Copy the lines from the very first one through the line containing "collapse-arrow-icon[interactable] (192, 40, 214, 62)", swapping "tree-connector" for "branch-line" and changing nothing else.
- - - - - - -
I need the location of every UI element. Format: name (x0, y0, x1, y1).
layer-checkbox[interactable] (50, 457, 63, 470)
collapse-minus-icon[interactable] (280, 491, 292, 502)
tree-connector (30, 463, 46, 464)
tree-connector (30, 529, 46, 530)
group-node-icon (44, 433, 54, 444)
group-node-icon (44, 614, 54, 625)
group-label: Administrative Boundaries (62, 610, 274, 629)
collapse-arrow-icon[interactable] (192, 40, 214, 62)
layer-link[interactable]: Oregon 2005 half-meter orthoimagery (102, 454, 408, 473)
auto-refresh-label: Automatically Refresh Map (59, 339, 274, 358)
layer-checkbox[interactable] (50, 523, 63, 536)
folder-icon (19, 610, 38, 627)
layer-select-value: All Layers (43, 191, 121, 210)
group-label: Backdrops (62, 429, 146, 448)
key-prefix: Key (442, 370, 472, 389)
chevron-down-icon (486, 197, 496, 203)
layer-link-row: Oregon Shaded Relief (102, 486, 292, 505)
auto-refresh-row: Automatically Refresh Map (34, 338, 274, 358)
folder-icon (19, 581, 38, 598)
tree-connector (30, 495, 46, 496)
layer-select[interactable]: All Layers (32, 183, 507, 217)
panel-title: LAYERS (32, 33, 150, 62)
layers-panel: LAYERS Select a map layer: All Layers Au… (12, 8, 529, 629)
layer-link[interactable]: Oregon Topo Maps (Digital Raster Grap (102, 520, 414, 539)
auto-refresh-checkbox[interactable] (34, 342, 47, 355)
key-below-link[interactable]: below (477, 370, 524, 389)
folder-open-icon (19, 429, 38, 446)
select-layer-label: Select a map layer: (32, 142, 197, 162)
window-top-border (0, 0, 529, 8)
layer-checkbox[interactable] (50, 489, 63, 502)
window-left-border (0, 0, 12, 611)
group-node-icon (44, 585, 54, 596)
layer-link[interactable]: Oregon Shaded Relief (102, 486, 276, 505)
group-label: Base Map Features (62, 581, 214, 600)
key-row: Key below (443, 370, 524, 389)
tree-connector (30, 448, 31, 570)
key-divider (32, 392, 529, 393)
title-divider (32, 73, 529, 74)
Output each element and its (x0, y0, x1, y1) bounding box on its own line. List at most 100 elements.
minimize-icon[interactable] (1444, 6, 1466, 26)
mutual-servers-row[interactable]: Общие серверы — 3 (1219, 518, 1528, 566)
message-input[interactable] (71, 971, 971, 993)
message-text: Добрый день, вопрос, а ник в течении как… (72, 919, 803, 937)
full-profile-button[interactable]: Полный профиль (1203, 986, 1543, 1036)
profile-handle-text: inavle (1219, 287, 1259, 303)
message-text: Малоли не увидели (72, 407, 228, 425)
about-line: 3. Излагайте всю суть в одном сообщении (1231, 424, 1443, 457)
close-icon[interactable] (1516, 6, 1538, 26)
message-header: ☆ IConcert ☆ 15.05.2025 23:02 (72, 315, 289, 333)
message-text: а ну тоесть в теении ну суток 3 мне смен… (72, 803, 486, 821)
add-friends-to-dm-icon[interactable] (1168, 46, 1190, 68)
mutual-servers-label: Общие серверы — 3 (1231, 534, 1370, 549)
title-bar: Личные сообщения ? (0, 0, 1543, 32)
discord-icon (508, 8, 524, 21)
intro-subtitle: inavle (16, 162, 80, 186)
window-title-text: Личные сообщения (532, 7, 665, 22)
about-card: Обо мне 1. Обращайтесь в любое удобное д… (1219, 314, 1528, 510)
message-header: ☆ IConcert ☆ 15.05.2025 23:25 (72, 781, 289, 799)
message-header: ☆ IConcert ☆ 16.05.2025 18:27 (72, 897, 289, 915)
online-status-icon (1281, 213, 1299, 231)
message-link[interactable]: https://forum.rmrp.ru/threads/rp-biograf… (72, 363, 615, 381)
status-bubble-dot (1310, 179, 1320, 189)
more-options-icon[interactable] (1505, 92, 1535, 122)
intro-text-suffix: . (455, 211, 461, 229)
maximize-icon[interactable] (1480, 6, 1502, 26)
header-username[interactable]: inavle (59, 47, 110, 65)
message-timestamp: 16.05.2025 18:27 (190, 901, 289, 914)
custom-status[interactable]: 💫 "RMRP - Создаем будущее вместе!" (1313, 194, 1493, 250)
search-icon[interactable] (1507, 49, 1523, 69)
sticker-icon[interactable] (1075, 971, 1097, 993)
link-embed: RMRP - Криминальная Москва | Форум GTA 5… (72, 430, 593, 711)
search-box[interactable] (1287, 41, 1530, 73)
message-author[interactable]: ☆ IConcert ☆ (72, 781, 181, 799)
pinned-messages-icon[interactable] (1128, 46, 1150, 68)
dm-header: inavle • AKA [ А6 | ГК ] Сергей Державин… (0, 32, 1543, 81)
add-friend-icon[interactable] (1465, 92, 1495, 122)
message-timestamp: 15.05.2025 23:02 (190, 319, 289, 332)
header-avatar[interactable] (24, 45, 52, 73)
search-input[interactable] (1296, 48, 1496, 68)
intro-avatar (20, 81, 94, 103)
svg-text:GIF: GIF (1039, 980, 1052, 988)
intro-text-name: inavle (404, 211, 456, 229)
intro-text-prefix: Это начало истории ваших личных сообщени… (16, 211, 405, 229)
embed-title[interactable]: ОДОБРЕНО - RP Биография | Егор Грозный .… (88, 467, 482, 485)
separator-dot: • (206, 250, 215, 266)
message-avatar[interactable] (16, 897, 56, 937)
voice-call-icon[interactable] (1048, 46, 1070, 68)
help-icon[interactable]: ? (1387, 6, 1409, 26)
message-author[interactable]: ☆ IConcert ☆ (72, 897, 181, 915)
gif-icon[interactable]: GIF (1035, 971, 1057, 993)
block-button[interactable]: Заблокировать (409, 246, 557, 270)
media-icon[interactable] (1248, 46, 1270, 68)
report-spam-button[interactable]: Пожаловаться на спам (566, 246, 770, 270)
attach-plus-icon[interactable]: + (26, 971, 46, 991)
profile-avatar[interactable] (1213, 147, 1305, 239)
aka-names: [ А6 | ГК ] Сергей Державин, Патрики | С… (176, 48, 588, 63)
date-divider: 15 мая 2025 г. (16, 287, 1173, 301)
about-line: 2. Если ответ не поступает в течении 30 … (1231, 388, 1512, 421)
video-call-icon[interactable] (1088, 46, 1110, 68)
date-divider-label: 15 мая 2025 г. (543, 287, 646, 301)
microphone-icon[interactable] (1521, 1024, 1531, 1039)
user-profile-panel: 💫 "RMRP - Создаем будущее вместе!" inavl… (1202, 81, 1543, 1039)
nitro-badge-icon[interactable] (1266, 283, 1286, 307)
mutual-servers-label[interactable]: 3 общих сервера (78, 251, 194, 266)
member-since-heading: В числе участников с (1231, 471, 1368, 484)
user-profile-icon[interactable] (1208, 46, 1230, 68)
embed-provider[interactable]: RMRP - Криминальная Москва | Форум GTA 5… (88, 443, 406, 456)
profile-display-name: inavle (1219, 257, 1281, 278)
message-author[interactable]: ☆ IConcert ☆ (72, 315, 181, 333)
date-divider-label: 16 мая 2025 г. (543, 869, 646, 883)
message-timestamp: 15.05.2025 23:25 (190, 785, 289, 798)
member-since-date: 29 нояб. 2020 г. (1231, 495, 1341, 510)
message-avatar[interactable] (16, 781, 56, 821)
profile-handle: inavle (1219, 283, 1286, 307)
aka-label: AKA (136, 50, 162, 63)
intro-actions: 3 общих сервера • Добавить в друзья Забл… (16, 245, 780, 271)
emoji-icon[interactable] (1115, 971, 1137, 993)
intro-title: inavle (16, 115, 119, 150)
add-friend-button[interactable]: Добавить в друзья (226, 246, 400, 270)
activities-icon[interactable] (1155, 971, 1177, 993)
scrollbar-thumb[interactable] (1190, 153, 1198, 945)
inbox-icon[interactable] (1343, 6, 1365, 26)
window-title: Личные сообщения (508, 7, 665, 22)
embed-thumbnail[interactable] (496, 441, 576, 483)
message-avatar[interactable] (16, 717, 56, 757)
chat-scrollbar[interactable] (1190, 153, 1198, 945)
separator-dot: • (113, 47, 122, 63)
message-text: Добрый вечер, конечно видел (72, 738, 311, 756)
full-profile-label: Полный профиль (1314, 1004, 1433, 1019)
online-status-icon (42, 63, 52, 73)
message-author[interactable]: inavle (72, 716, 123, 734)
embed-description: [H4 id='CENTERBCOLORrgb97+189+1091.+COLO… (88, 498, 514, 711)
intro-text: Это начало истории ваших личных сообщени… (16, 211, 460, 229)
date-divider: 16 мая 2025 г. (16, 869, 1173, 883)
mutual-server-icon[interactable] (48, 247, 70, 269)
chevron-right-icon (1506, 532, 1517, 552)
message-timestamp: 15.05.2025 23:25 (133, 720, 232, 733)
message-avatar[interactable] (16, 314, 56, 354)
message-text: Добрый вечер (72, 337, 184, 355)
- - - - - - -
### Solution to this task
I need the location of every UI element. Format: name (x0, y0, x1, y1).
layer-checkbox[interactable] (50, 457, 63, 470)
collapse-minus-icon[interactable] (280, 491, 292, 502)
branch-line (30, 463, 46, 464)
branch-line (30, 529, 46, 530)
group-node-icon (44, 433, 54, 444)
group-node-icon (44, 614, 54, 625)
group-label: Administrative Boundaries (62, 610, 274, 629)
collapse-arrow-icon[interactable] (192, 40, 214, 62)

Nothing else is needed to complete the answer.